Problem: Print out each record below, unaltered and complete, without its images.
+++
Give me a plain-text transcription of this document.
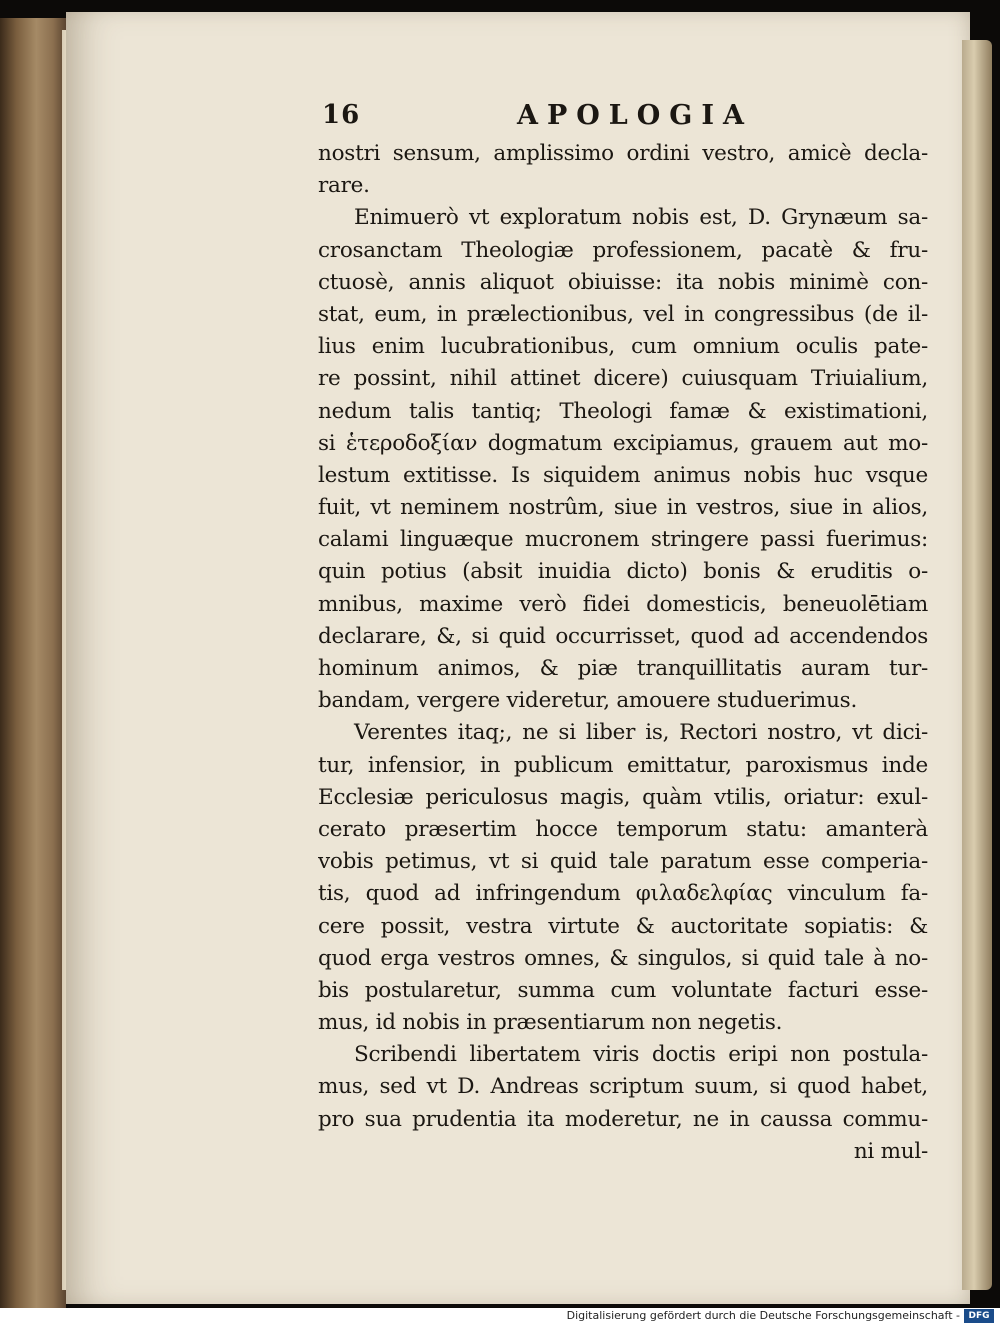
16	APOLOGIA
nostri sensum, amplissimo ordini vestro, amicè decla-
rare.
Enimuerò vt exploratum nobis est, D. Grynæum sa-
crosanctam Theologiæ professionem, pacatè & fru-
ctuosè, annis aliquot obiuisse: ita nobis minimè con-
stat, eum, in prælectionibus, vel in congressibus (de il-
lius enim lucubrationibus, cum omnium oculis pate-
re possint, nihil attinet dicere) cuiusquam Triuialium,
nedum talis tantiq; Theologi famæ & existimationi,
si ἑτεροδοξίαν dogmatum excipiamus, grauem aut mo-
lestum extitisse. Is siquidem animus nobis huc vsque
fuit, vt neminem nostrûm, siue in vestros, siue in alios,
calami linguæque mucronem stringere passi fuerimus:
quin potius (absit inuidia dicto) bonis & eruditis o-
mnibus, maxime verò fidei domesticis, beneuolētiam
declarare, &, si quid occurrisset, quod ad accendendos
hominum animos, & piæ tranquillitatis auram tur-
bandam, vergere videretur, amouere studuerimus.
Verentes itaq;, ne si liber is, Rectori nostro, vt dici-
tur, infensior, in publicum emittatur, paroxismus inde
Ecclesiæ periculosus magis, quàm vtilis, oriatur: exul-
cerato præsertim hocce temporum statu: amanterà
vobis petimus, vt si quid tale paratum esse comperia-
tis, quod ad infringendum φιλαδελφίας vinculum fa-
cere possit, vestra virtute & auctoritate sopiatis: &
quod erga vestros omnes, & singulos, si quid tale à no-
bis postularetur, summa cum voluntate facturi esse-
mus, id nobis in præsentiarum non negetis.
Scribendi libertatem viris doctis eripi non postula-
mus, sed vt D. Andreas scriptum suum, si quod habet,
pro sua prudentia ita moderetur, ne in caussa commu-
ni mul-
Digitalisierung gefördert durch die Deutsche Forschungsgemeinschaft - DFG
+++
Correct result:
Give me a plain-text transcription of this document.
16	APOLOGIA
nostri sensum, amplissimo ordini vestro, amicè decla-
rare.
Enimuerò vt exploratum nobis est, D. Grynæum sa-
crosanctam Theologiæ professionem, pacatè & fru-
ctuosè, annis aliquot obiuisse: ita nobis minimè con-
stat, eum, in prælectionibus, vel in congressibus (de il-
lius enim lucubrationibus, cum omnium oculis pate-
re possint, nihil attinet dicere) cuiusquam Triuialium,
nedum talis tantiq; Theologi famæ & existimationi,
si ἑτεροδοξίαν dogmatum excipiamus, grauem aut mo-
lestum extitisse. Is siquidem animus nobis huc vsque
fuit, vt neminem nostrûm, siue in vestros, siue in alios,
calami linguæque mucronem stringere passi fuerimus:
quin potius (absit inuidia dicto) bonis & eruditis o-
mnibus, maxime verò fidei domesticis, beneuolētiam
declarare, &, si quid occurrisset, quod ad accendendos
hominum animos, & piæ tranquillitatis auram tur-
bandam, vergere videretur, amouere studuerimus.
Verentes itaq;, ne si liber is, Rectori nostro, vt dici-
tur, infensior, in publicum emittatur, paroxismus inde
Ecclesiæ periculosus magis, quàm vtilis, oriatur: exul-
cerato præsertim hocce temporum statu: amanterà
vobis petimus, vt si quid tale paratum esse comperia-
tis, quod ad infringendum φιλαδελφίας vinculum fa-
cere possit, vestra virtute & auctoritate sopiatis: &
quod erga vestros omnes, & singulos, si quid tale à no-
bis postularetur, summa cum voluntate facturi esse-
mus, id nobis in præsentiarum non negetis.
Scribendi libertatem viris doctis eripi non postula-
mus, sed vt D. Andreas scriptum suum, si quod habet,
pro sua prudentia ita moderetur, ne in caussa commu-
ni mul-
Digitalisierung gefördert durch die Deutsche Forschungsgemeinschaft - DFG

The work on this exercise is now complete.